▸ **Goal**: Extract all lines that hold "JSON" from the records below.

▽

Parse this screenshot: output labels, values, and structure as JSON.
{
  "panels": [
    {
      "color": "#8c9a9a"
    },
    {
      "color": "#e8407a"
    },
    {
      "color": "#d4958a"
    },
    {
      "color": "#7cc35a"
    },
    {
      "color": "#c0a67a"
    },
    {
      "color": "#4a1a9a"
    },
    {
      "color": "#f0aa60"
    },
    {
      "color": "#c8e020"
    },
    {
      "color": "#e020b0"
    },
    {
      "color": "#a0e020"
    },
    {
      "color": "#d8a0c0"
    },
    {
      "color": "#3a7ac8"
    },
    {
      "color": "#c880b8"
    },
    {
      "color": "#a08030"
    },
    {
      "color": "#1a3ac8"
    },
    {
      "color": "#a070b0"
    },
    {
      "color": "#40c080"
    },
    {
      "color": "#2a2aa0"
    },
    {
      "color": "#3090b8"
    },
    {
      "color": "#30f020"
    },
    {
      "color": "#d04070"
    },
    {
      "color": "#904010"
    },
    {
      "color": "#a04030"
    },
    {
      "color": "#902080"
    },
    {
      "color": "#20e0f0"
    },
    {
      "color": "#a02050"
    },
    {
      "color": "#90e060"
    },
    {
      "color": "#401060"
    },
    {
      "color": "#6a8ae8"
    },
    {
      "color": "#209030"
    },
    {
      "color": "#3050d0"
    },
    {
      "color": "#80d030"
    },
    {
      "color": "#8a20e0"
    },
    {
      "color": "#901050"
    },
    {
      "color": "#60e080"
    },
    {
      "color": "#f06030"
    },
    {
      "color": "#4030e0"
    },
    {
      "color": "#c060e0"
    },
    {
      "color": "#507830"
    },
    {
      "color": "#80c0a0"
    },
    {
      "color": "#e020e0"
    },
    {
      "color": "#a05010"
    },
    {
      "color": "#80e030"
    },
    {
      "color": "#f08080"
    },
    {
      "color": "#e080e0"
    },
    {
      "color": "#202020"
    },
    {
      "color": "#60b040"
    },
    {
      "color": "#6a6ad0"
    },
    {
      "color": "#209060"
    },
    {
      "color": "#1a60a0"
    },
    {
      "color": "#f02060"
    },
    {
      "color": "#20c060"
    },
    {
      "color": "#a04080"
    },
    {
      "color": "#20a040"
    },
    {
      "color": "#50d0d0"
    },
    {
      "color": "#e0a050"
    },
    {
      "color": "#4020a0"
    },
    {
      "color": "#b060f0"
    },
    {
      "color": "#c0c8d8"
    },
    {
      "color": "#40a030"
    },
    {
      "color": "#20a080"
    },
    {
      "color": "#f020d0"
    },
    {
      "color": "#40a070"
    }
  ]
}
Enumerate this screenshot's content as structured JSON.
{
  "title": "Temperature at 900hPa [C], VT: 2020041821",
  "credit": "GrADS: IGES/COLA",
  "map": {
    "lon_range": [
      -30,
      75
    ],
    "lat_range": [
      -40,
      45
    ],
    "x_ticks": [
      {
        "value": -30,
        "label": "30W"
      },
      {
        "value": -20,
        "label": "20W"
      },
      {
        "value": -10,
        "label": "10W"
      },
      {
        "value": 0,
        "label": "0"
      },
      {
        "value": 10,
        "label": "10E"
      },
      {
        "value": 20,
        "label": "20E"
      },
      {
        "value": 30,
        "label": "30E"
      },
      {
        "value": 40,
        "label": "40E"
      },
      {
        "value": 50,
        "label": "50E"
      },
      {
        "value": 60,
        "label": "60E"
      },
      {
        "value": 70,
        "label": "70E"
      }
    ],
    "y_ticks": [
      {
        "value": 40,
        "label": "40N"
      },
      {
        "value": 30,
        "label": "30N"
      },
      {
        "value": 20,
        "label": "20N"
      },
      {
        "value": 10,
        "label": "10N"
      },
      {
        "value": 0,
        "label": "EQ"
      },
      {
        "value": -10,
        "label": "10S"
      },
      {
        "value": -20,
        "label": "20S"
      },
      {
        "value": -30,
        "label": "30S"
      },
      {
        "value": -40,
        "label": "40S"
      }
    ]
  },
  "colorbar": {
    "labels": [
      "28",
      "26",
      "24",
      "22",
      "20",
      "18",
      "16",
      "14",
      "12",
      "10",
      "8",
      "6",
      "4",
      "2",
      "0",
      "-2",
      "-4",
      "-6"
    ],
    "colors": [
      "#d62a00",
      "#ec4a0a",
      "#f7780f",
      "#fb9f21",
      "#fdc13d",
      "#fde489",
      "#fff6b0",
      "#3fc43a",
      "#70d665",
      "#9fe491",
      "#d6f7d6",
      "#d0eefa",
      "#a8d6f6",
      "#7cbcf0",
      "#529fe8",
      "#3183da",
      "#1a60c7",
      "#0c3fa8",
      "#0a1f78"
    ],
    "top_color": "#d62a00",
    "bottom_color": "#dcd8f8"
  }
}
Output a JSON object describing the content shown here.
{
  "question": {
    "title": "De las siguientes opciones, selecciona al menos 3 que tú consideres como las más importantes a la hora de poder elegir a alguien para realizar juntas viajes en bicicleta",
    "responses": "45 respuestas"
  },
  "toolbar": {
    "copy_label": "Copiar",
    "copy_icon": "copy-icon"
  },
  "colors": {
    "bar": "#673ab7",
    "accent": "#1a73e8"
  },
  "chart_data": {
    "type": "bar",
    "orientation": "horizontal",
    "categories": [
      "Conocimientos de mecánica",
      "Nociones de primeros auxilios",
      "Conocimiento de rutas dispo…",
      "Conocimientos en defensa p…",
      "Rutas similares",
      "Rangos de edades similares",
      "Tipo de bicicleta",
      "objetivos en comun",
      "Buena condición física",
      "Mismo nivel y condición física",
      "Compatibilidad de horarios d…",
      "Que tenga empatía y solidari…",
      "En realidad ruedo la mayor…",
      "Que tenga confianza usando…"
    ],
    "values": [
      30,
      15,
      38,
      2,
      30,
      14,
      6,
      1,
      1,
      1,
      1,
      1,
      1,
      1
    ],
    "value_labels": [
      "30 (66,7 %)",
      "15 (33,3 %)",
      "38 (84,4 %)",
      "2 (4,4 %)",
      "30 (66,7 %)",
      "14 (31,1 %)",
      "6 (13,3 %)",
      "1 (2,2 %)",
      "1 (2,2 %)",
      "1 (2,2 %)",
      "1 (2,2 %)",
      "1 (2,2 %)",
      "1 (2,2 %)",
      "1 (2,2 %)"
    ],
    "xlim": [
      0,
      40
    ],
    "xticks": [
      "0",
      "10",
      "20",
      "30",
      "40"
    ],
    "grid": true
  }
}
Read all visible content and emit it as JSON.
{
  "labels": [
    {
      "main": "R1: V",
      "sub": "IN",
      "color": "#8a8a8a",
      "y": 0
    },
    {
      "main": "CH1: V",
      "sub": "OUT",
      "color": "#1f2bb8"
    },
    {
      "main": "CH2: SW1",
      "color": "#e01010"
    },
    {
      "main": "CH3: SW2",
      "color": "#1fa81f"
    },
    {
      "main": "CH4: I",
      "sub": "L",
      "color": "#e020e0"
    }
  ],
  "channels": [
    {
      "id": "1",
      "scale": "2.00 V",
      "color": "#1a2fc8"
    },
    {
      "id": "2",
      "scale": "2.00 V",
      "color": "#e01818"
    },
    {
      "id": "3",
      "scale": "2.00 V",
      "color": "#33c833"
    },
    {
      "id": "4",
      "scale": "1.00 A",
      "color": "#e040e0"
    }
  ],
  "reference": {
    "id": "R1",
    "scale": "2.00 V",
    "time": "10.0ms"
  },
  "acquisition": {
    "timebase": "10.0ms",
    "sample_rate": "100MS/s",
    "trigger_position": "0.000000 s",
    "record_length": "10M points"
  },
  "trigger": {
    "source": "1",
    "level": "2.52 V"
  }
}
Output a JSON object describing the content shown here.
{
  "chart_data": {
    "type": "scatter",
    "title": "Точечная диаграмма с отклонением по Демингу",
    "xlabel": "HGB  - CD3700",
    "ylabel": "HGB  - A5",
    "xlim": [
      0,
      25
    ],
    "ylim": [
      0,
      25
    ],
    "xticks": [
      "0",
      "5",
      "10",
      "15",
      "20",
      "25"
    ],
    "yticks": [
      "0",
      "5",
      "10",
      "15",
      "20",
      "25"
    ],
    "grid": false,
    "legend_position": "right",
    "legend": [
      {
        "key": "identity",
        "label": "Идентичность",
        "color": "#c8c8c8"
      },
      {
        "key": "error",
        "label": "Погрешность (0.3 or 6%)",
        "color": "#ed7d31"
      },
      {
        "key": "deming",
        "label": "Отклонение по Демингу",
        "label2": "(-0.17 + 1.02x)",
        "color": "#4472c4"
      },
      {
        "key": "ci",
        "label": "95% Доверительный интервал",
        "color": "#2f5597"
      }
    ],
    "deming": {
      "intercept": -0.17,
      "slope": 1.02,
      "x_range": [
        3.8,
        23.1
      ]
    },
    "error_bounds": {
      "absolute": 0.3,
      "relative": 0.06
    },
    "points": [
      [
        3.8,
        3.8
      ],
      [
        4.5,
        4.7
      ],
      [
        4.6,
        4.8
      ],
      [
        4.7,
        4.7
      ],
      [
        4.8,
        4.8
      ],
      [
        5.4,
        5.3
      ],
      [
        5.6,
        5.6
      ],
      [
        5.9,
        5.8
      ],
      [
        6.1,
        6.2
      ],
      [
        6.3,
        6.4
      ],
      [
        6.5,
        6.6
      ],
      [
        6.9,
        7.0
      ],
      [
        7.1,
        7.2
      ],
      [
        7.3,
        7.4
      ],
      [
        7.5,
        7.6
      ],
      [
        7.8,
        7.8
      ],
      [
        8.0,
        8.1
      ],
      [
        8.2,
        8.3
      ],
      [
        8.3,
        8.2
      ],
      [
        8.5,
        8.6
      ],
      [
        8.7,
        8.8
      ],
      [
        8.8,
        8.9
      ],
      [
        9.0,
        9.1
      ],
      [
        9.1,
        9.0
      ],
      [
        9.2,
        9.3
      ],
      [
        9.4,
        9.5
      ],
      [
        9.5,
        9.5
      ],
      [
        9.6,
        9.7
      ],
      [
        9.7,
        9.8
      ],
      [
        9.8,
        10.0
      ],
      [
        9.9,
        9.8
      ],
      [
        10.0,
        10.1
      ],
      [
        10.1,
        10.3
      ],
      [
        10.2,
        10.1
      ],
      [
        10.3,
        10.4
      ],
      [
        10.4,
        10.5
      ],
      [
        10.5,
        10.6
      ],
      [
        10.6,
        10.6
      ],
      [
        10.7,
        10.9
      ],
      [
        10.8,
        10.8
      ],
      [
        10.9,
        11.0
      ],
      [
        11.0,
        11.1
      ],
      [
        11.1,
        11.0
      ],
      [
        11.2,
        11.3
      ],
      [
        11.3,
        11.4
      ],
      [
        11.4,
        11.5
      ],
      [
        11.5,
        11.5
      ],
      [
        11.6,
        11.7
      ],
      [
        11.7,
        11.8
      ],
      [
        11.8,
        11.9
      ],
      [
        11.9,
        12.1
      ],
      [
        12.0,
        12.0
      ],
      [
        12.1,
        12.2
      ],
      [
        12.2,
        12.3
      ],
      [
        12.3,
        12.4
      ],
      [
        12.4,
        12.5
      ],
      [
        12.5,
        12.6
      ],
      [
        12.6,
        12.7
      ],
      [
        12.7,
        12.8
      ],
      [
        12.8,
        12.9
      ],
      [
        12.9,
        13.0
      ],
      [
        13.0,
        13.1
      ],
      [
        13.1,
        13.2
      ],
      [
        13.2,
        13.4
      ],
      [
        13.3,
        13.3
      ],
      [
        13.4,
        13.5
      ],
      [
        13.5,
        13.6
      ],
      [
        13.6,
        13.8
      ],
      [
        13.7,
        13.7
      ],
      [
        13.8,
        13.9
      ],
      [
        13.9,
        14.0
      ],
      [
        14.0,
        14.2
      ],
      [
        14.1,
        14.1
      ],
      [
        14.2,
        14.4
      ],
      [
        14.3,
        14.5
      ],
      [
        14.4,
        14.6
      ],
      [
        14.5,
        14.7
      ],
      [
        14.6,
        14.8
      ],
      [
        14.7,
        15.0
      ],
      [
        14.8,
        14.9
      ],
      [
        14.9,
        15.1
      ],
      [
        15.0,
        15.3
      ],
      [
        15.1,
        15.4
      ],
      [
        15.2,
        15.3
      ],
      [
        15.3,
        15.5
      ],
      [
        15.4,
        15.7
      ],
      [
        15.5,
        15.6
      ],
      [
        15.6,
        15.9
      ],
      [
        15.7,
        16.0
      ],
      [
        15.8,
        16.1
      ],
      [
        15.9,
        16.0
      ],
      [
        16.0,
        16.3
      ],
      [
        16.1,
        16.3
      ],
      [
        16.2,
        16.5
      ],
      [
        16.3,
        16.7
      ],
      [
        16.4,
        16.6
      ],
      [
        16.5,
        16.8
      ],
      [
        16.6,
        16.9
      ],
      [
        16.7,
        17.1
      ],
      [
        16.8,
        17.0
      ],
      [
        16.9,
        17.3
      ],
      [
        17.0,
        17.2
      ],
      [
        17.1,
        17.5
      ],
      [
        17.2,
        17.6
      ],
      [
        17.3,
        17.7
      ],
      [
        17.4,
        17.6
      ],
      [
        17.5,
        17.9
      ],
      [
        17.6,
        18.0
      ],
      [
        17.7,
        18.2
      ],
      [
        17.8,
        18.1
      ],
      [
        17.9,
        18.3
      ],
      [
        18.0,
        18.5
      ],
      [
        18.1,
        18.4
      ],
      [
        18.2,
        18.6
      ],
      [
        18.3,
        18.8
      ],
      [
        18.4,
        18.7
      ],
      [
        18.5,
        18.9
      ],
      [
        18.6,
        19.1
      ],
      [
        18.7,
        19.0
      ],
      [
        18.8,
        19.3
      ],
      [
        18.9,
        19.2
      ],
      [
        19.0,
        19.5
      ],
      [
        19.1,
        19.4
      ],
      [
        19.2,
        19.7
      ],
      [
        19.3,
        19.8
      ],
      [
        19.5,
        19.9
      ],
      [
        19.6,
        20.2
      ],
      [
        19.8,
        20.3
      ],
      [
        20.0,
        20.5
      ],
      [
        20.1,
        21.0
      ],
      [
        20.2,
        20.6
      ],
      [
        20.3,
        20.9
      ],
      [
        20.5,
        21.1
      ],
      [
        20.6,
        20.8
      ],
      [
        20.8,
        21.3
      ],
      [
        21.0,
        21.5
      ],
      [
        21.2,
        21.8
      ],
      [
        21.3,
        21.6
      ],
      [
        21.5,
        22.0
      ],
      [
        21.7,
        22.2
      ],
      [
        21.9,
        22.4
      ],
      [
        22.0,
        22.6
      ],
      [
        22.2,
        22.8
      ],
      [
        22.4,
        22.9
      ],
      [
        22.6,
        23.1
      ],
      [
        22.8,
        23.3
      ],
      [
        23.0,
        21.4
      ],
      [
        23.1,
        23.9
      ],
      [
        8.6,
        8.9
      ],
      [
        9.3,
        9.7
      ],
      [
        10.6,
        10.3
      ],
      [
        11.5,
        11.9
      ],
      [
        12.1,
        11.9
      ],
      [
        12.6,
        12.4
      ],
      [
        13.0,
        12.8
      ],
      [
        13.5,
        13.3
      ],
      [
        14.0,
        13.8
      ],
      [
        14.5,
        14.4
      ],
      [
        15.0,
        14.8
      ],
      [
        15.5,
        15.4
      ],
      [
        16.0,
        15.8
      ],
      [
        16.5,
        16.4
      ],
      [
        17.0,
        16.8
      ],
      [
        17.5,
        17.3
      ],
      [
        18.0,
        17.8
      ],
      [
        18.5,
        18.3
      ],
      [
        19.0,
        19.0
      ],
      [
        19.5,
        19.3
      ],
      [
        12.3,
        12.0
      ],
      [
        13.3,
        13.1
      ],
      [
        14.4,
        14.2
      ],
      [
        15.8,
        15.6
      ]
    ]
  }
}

△

▸ **Response to the task**:
Parse this screenshot: output labels, values, and structure as JSON.
Enumerate this screenshot's content as structured JSON.
Output a JSON object describing the content shown here.
Read all visible content and emit it as JSON.
Output a JSON object describing the content shown here.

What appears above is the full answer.